Task instructions → Show only lines that include "series".

Input for this task →
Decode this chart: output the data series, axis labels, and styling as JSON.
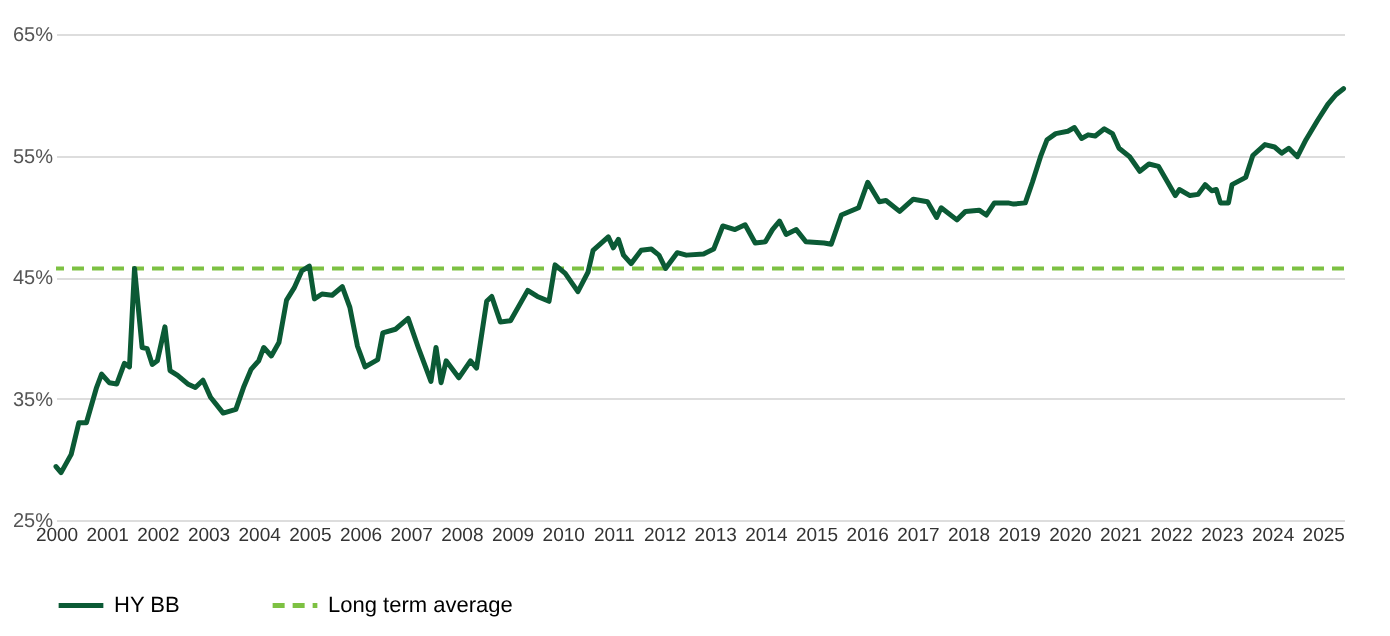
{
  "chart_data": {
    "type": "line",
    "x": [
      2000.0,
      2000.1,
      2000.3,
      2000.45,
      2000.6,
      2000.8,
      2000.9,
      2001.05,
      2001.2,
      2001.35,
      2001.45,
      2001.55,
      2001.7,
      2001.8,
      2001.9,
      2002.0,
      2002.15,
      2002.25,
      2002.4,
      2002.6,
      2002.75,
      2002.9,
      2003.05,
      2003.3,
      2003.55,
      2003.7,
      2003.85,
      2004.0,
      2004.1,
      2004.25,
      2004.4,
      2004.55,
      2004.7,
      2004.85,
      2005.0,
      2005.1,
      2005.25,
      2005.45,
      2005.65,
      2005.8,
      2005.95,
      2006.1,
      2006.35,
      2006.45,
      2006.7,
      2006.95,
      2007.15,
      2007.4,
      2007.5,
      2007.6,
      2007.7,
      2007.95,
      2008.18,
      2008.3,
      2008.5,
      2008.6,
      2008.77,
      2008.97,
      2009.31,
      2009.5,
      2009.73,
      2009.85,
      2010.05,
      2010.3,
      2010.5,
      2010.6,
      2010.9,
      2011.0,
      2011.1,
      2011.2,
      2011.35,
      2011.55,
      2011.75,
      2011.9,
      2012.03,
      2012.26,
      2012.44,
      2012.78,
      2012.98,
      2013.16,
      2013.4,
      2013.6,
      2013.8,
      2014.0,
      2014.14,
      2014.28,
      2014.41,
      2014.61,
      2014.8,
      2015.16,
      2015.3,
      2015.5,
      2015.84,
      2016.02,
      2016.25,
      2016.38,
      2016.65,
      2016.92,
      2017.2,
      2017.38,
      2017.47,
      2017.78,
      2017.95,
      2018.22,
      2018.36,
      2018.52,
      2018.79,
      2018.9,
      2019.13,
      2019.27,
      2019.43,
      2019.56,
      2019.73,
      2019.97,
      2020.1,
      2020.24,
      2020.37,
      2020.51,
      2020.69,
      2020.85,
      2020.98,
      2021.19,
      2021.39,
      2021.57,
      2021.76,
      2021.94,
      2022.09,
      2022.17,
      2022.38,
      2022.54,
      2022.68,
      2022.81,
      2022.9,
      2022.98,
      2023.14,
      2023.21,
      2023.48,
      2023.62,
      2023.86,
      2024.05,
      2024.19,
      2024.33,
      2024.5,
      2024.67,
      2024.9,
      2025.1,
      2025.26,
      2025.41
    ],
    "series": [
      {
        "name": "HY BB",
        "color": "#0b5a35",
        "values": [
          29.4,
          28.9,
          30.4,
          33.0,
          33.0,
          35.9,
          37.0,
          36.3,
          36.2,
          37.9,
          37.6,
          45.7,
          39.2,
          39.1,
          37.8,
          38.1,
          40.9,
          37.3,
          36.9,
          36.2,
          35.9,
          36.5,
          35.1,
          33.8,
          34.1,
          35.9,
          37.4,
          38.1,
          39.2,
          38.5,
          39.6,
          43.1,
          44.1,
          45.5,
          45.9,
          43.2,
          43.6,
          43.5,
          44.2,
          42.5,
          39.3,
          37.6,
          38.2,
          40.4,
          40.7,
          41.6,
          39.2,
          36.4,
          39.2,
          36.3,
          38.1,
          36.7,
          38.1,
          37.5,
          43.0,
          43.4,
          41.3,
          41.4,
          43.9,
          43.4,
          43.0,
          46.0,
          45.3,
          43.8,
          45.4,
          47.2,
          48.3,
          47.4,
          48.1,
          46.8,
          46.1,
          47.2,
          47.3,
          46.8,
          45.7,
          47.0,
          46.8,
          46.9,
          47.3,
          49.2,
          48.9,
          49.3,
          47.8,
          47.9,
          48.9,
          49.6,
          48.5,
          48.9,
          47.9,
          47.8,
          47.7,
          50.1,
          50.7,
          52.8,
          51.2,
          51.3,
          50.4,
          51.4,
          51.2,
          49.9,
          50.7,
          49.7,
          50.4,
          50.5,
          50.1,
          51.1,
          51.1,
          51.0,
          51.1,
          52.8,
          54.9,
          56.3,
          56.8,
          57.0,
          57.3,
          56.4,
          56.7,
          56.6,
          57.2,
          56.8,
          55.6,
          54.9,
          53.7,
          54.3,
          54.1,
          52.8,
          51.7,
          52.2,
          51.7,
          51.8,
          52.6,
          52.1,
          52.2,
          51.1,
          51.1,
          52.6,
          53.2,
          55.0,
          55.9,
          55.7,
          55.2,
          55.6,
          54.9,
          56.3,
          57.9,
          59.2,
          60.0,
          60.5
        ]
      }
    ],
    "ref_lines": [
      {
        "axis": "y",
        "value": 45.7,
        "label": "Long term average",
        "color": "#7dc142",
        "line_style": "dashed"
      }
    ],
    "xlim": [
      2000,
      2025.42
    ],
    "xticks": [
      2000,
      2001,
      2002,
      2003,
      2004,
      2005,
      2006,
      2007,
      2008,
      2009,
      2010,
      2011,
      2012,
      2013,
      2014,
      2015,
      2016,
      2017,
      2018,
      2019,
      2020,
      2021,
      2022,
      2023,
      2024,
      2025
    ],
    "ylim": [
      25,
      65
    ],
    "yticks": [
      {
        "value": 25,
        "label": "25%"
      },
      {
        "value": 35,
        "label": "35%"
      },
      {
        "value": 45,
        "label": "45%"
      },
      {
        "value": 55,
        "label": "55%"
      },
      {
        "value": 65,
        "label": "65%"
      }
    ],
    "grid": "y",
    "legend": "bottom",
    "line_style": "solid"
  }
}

Task solution →
Decode this chart: output the data series, axis labels, and styling as JSON.
    "series": [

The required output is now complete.